**Directive**: Reproduce every line of the data below verbatim, in the same order and without changing any character.

**Raw records**:
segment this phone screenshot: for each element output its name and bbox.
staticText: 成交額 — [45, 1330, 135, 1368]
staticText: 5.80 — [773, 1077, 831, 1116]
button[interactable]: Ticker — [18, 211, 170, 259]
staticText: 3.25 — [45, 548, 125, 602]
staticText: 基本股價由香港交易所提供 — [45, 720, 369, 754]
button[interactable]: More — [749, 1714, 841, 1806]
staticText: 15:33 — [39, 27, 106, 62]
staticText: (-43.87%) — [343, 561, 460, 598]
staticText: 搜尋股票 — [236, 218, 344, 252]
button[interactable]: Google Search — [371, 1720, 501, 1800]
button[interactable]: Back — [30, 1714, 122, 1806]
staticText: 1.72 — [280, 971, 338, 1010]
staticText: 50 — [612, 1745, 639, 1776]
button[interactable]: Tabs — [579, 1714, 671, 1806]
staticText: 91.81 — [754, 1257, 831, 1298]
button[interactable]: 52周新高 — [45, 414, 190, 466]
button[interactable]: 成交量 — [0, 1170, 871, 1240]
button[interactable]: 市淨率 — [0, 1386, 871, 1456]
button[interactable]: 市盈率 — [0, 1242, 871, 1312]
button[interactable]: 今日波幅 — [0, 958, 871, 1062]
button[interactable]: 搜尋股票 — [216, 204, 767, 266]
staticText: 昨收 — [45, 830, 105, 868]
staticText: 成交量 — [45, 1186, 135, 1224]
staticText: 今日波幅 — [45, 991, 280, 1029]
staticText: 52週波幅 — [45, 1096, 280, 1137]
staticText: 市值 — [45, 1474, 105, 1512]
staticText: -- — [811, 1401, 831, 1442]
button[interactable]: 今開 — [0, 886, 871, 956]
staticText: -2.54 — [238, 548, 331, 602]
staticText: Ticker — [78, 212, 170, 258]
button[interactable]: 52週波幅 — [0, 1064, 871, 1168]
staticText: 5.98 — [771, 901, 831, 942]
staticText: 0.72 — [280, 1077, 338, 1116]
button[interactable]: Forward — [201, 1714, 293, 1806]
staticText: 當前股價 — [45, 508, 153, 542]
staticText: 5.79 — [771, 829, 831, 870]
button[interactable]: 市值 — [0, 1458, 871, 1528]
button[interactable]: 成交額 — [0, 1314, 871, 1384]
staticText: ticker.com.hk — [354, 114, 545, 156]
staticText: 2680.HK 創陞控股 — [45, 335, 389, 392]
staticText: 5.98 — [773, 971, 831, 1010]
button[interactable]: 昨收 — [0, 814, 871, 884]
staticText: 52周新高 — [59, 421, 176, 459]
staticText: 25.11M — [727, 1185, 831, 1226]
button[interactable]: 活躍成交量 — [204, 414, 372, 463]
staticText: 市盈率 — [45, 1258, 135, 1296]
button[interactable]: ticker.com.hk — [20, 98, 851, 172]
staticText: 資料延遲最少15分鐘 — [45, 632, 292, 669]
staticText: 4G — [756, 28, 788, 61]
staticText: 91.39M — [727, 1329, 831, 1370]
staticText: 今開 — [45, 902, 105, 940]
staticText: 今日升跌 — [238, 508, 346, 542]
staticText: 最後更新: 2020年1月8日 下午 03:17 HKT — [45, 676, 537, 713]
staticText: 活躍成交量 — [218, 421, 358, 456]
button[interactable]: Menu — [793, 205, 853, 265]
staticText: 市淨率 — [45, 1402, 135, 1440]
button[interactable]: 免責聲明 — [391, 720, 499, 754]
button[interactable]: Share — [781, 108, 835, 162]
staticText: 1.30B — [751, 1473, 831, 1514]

**Written response**:
segment this phone screenshot: for each element output its name and bbox.
staticText: 成交額 — [45, 1330, 135, 1368]
staticText: 5.80 — [773, 1077, 831, 1116]
button[interactable]: Ticker — [18, 211, 170, 259]
staticText: 3.25 — [45, 548, 125, 602]
staticText: 基本股價由香港交易所提供 — [45, 720, 369, 754]
button[interactable]: More — [749, 1714, 841, 1806]
staticText: 15:33 — [39, 27, 106, 62]
staticText: (-43.87%) — [343, 561, 460, 598]
staticText: 搜尋股票 — [236, 218, 344, 252]
button[interactable]: Google Search — [371, 1720, 501, 1800]
button[interactable]: Back — [30, 1714, 122, 1806]
staticText: 1.72 — [280, 971, 338, 1010]
staticText: 50 — [612, 1745, 639, 1776]
button[interactable]: Tabs — [579, 1714, 671, 1806]
staticText: 91.81 — [754, 1257, 831, 1298]
button[interactable]: 52周新高 — [45, 414, 190, 466]
button[interactable]: 成交量 — [0, 1170, 871, 1240]
button[interactable]: 市淨率 — [0, 1386, 871, 1456]
button[interactable]: 市盈率 — [0, 1242, 871, 1312]
button[interactable]: 今日波幅 — [0, 958, 871, 1062]
button[interactable]: 搜尋股票 — [216, 204, 767, 266]
staticText: 昨收 — [45, 830, 105, 868]
staticText: 成交量 — [45, 1186, 135, 1224]
staticText: 今日波幅 — [45, 991, 280, 1029]
staticText: 52週波幅 — [45, 1096, 280, 1137]
staticText: 市值 — [45, 1474, 105, 1512]
staticText: -- — [811, 1401, 831, 1442]
button[interactable]: 今開 — [0, 886, 871, 956]
staticText: -2.54 — [238, 548, 331, 602]
staticText: Ticker — [78, 212, 170, 258]
button[interactable]: 52週波幅 — [0, 1064, 871, 1168]
staticText: 5.98 — [771, 901, 831, 942]
staticText: 0.72 — [280, 1077, 338, 1116]
button[interactable]: Forward — [201, 1714, 293, 1806]
staticText: 當前股價 — [45, 508, 153, 542]
staticText: 5.79 — [771, 829, 831, 870]
button[interactable]: 市值 — [0, 1458, 871, 1528]
button[interactable]: 成交額 — [0, 1314, 871, 1384]
staticText: ticker.com.hk — [354, 114, 545, 156]
staticText: 2680.HK 創陞控股 — [45, 335, 389, 392]
staticText: 5.98 — [773, 971, 831, 1010]
button[interactable]: 昨收 — [0, 814, 871, 884]
staticText: 52周新高 — [59, 421, 176, 459]
staticText: 25.11M — [727, 1185, 831, 1226]
button[interactable]: 活躍成交量 — [204, 414, 372, 463]
staticText: 市盈率 — [45, 1258, 135, 1296]
button[interactable]: ticker.com.hk — [20, 98, 851, 172]
staticText: 資料延遲最少15分鐘 — [45, 632, 292, 669]
staticText: 4G — [756, 28, 788, 61]
staticText: 91.39M — [727, 1329, 831, 1370]
staticText: 今開 — [45, 902, 105, 940]
staticText: 今日升跌 — [238, 508, 346, 542]
staticText: 最後更新: 2020年1月8日 下午 03:17 HKT — [45, 676, 537, 713]
staticText: 活躍成交量 — [218, 421, 358, 456]
button[interactable]: Menu — [793, 205, 853, 265]
staticText: 市淨率 — [45, 1402, 135, 1440]
button[interactable]: 免責聲明 — [391, 720, 499, 754]
button[interactable]: Share — [781, 108, 835, 162]
staticText: 1.30B — [751, 1473, 831, 1514]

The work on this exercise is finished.